-- START --

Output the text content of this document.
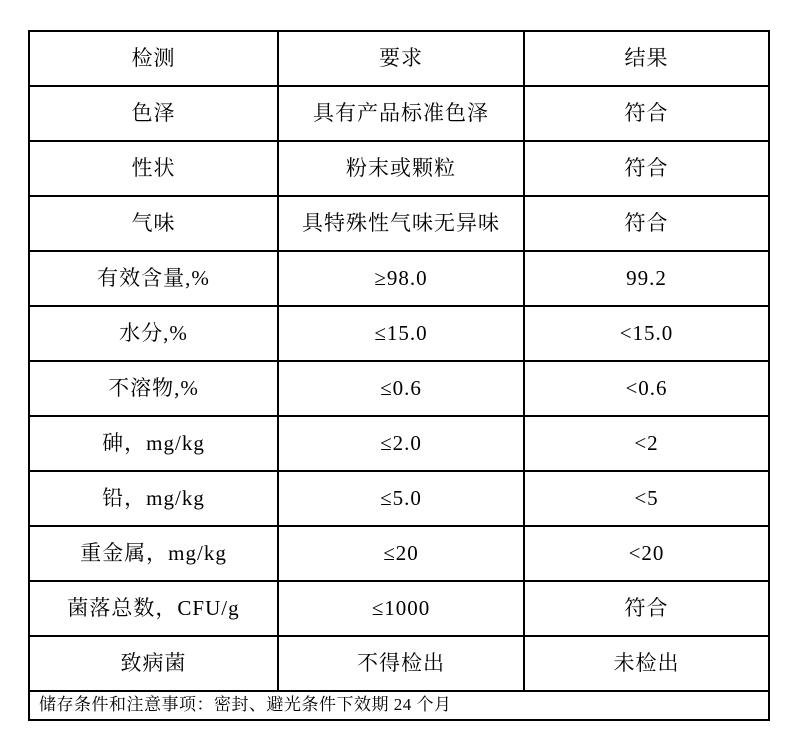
检测	要求	结果
色泽	具有产品标准色泽	符合
性状	粉末或颗粒	符合
气味	具特殊性气味无异味	符合
有效含量,%	≥98.0	99.2
水分,%	≤15.0	<15.0
不溶物,%	≤0.6	<0.6
砷，mg/kg	≤2.0	<2
铅，mg/kg	≤5.0	<5
重金属，mg/kg	≤20	<20
菌落总数，CFU/g	≤1000	符合
致病菌	不得检出	未检出
储存条件和注意事项：密封、避光条件下效期 24 个月		
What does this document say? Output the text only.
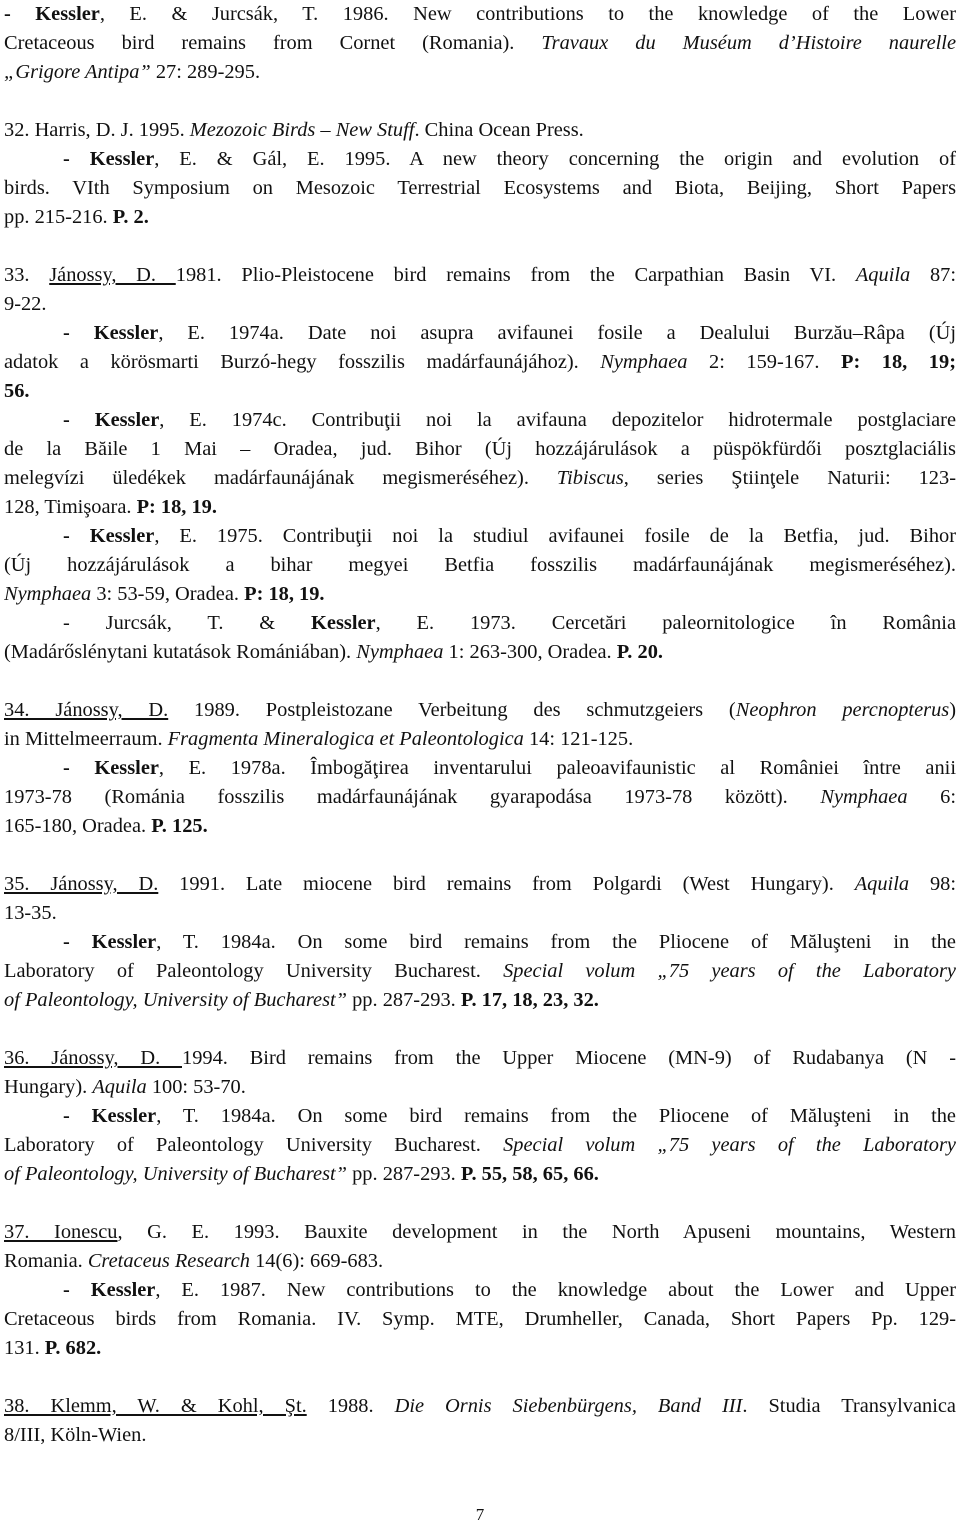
- Kessler, E. & Jurcsák, T. 1986. New contributions to the knowledge of the Lower
Cretaceous bird remains from Cornet (Romania). Travaux du Muséum d’Histoire naurelle
„Grigore Antipa” 27: 289-295.
32. Harris, D. J. 1995. Mezozoic Birds – New Stuff. China Ocean Press.
- Kessler, E. & Gál, E. 1995. A new theory concerning the origin and evolution of
birds. VIth Symposium on Mesozoic Terrestrial Ecosystems and Biota, Beijing, Short Papers
pp. 215-216. P. 2.
33. Jánossy, D. 1981. Plio-Pleistocene bird remains from the Carpathian Basin VI. Aquila 87:
9-22.
- Kessler, E. 1974a. Date noi asupra avifaunei fosile a Dealului Burzău–Râpa (Új
adatok a körösmarti Burzó-hegy fosszilis madárfaunájához). Nymphaea 2: 159-167. P: 18, 19;
56.
- Kessler, E. 1974c. Contribuţii noi la avifauna depozitelor hidrotermale postglaciare
de la Băile 1 Mai – Oradea, jud. Bihor (Új hozzájárulások a püspökfürdői posztglaciális
melegvízi üledékek madárfaunájának megismeréséhez). Tibiscus, series Ştiinţele Naturii: 123-
128, Timişoara. P: 18, 19.
- Kessler, E. 1975. Contribuţii noi la studiul avifaunei fosile de la Betfia, jud. Bihor
(Új hozzájárulások a bihar megyei Betfia fosszilis madárfaunájának megismeréséhez).
Nymphaea 3: 53-59, Oradea. P: 18, 19.
- Jurcsák, T. & Kessler, E. 1973. Cercetări paleornitologice în România
(Madárőslénytani kutatások Romániában). Nymphaea 1: 263-300, Oradea. P. 20.
34. Jánossy, D. 1989. Postpleistozane Verbeitung des schmutzgeiers (Neophron percnopterus)
in Mittelmeerraum. Fragmenta Mineralogica et Paleontologica 14: 121-125.
- Kessler, E. 1978a. Îmbogăţirea inventarului paleoavifaunistic al României între anii
1973-78 (Románia fosszilis madárfaunájának gyarapodása 1973-78 között). Nymphaea 6:
165-180, Oradea. P. 125.
35. Jánossy, D. 1991. Late miocene bird remains from Polgardi (West Hungary). Aquila 98:
13-35.
- Kessler, T. 1984a. On some bird remains from the Pliocene of Măluşteni in the
Laboratory of Paleontology University Bucharest. Special volum „75 years of the Laboratory
of Paleontology, University of Bucharest” pp. 287-293. P. 17, 18, 23, 32.
36. Jánossy, D. 1994. Bird remains from the Upper Miocene (MN-9) of Rudabanya (N -
Hungary). Aquila 100: 53-70.
- Kessler, T. 1984a. On some bird remains from the Pliocene of Măluşteni in the
Laboratory of Paleontology University Bucharest. Special volum „75 years of the Laboratory
of Paleontology, University of Bucharest” pp. 287-293. P. 55, 58, 65, 66.
37. Ionescu, G. E. 1993. Bauxite development in the North Apuseni mountains, Western
Romania. Cretaceus Research 14(6): 669-683.
- Kessler, E. 1987. New contributions to the knowledge about the Lower and Upper
Cretaceous birds from Romania. IV. Symp. MTE, Drumheller, Canada, Short Papers Pp. 129-
131. P. 682.
38. Klemm, W. & Kohl, Şt. 1988. Die Ornis Siebenbürgens, Band III. Studia Transylvanica
8/III, Köln-Wien.
7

-- END --

• **Problem to work on**
With the pictures left out, transcribe the material exactly.

• **Answer to this task**
Output the text content of this document.
检测	要求	结果
色泽	具有产品标准色泽	符合
性状	粉末或颗粒	符合
气味	具特殊性气味无异味	符合
有效含量,%	≥98.0	99.2
水分,%	≤15.0	<15.0
不溶物,%	≤0.6	<0.6
砷，mg/kg	≤2.0	<2
铅，mg/kg	≤5.0	<5
重金属，mg/kg	≤20	<20
菌落总数，CFU/g	≤1000	符合
致病菌	不得检出	未检出
储存条件和注意事项：密封、避光条件下效期 24 个月		
What does this document say? Output the text only.
- Kessler, E. & Jurcsák, T. 1986. New contributions to the knowledge of the Lower
Cretaceous bird remains from Cornet (Romania). Travaux du Muséum d’Histoire naurelle
„Grigore Antipa” 27: 289-295.
32. Harris, D. J. 1995. Mezozoic Birds – New Stuff. China Ocean Press.
- Kessler, E. & Gál, E. 1995. A new theory concerning the origin and evolution of
birds. VIth Symposium on Mesozoic Terrestrial Ecosystems and Biota, Beijing, Short Papers
pp. 215-216. P. 2.
33. Jánossy, D. 1981. Plio-Pleistocene bird remains from the Carpathian Basin VI. Aquila 87:
9-22.
- Kessler, E. 1974a. Date noi asupra avifaunei fosile a Dealului Burzău–Râpa (Új
adatok a körösmarti Burzó-hegy fosszilis madárfaunájához). Nymphaea 2: 159-167. P: 18, 19;
56.
- Kessler, E. 1974c. Contribuţii noi la avifauna depozitelor hidrotermale postglaciare
de la Băile 1 Mai – Oradea, jud. Bihor (Új hozzájárulások a püspökfürdői posztglaciális
melegvízi üledékek madárfaunájának megismeréséhez). Tibiscus, series Ştiinţele Naturii: 123-
128, Timişoara. P: 18, 19.
- Kessler, E. 1975. Contribuţii noi la studiul avifaunei fosile de la Betfia, jud. Bihor
(Új hozzájárulások a bihar megyei Betfia fosszilis madárfaunájának megismeréséhez).
Nymphaea 3: 53-59, Oradea. P: 18, 19.
- Jurcsák, T. & Kessler, E. 1973. Cercetări paleornitologice în România
(Madárőslénytani kutatások Romániában). Nymphaea 1: 263-300, Oradea. P. 20.
34. Jánossy, D. 1989. Postpleistozane Verbeitung des schmutzgeiers (Neophron percnopterus)
in Mittelmeerraum. Fragmenta Mineralogica et Paleontologica 14: 121-125.
- Kessler, E. 1978a. Îmbogăţirea inventarului paleoavifaunistic al României între anii
1973-78 (Románia fosszilis madárfaunájának gyarapodása 1973-78 között). Nymphaea 6:
165-180, Oradea. P. 125.
35. Jánossy, D. 1991. Late miocene bird remains from Polgardi (West Hungary). Aquila 98:
13-35.
- Kessler, T. 1984a. On some bird remains from the Pliocene of Măluşteni in the
Laboratory of Paleontology University Bucharest. Special volum „75 years of the Laboratory
of Paleontology, University of Bucharest” pp. 287-293. P. 17, 18, 23, 32.
36. Jánossy, D. 1994. Bird remains from the Upper Miocene (MN-9) of Rudabanya (N -
Hungary). Aquila 100: 53-70.
- Kessler, T. 1984a. On some bird remains from the Pliocene of Măluşteni in the
Laboratory of Paleontology University Bucharest. Special volum „75 years of the Laboratory
of Paleontology, University of Bucharest” pp. 287-293. P. 55, 58, 65, 66.
37. Ionescu, G. E. 1993. Bauxite development in the North Apuseni mountains, Western
Romania. Cretaceus Research 14(6): 669-683.
- Kessler, E. 1987. New contributions to the knowledge about the Lower and Upper
Cretaceous birds from Romania. IV. Symp. MTE, Drumheller, Canada, Short Papers Pp. 129-
131. P. 682.
38. Klemm, W. & Kohl, Şt. 1988. Die Ornis Siebenbürgens, Band III. Studia Transylvanica
8/III, Köln-Wien.
7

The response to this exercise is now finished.